* [Supplied data]:
========================
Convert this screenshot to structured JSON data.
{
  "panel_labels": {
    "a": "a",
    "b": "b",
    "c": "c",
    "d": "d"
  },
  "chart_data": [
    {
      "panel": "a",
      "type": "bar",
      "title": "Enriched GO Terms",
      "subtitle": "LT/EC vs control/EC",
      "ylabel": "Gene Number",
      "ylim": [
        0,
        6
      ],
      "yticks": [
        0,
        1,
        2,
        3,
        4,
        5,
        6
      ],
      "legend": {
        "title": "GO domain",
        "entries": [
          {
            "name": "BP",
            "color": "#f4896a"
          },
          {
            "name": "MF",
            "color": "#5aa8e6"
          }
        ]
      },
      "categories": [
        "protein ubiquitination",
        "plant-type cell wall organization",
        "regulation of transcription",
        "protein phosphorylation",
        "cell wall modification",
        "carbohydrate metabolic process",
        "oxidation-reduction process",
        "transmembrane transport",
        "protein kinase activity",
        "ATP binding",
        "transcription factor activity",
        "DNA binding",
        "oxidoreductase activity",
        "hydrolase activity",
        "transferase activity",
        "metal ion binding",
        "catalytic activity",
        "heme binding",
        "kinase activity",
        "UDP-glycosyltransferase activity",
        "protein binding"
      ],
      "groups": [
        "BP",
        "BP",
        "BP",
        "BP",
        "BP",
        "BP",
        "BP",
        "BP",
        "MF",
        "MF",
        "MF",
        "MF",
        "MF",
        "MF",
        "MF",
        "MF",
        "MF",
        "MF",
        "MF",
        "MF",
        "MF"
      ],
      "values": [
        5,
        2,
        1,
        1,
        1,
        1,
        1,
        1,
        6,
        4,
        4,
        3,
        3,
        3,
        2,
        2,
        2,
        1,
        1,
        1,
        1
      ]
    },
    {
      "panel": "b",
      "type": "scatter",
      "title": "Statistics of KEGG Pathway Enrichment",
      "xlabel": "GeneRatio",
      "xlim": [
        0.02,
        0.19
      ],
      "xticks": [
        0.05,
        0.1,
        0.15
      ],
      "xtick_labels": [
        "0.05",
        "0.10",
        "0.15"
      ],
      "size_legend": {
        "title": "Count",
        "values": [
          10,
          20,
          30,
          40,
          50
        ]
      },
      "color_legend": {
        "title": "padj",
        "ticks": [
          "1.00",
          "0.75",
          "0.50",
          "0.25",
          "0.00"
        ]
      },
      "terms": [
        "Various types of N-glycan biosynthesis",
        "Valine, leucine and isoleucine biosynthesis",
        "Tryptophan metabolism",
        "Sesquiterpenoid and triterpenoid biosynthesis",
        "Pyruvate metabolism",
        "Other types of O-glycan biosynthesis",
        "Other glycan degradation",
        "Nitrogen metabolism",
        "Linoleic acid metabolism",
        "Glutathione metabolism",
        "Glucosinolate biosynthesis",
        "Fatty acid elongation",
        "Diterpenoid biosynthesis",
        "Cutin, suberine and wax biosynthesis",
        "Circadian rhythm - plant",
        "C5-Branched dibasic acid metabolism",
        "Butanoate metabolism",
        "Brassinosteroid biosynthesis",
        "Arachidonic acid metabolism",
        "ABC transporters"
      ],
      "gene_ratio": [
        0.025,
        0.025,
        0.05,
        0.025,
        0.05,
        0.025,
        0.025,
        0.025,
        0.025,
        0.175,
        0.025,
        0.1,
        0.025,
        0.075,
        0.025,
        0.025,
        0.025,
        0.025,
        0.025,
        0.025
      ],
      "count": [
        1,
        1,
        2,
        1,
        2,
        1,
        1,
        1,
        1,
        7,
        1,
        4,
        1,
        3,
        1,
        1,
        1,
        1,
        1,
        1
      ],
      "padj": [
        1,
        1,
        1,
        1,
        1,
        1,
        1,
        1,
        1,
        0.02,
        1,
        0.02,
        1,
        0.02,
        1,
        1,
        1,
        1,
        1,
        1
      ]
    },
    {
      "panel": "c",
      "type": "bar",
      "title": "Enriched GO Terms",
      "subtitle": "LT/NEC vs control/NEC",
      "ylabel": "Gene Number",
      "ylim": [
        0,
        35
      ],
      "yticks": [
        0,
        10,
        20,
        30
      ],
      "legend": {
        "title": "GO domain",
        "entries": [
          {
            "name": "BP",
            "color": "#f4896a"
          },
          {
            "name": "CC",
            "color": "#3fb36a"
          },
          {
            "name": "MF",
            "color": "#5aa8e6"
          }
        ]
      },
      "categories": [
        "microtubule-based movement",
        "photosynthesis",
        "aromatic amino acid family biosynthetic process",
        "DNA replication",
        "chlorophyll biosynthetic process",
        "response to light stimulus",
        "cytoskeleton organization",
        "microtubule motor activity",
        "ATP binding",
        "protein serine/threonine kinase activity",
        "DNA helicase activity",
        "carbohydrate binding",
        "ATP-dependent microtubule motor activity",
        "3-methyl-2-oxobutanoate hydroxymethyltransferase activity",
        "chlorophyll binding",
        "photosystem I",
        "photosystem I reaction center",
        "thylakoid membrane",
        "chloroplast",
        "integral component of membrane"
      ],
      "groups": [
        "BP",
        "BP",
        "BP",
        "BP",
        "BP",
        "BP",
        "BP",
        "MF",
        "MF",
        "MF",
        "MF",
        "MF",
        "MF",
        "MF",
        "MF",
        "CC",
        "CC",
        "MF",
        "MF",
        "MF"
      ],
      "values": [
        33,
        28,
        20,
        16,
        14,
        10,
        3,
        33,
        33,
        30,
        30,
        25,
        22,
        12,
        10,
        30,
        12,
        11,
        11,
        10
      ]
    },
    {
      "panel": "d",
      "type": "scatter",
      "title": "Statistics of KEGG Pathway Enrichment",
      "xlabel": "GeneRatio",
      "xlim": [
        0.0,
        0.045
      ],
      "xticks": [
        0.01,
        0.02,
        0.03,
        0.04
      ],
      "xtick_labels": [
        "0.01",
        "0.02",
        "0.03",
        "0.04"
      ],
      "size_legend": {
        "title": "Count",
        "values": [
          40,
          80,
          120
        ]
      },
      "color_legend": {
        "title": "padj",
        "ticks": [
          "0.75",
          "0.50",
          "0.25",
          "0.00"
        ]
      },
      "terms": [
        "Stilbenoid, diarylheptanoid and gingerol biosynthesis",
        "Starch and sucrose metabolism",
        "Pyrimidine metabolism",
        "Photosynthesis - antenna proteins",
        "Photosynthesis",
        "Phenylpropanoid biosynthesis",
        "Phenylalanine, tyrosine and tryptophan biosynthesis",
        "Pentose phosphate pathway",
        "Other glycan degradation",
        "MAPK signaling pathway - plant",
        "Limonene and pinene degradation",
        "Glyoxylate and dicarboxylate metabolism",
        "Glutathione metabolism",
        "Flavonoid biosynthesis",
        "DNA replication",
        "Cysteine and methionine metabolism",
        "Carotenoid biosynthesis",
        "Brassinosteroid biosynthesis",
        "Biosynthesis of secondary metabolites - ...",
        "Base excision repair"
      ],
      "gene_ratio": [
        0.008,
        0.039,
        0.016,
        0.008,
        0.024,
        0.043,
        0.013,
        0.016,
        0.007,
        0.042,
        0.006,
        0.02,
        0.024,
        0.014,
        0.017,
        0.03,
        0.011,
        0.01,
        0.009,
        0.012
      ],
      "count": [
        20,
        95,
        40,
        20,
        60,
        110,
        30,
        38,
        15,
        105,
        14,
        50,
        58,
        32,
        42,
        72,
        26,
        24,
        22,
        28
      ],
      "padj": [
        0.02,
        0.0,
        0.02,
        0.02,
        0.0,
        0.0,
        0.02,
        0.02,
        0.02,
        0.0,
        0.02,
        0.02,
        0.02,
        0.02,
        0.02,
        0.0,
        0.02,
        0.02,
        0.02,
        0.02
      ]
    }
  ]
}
========================
* [Problem description]: Select every line in the records above that contains the word "process".

* [Solution to this task]:
        "carbohydrate metabolic process",
        "oxidation-reduction process",
        "aromatic amino acid family biosynthetic process",
        "chlorophyll biosynthetic process",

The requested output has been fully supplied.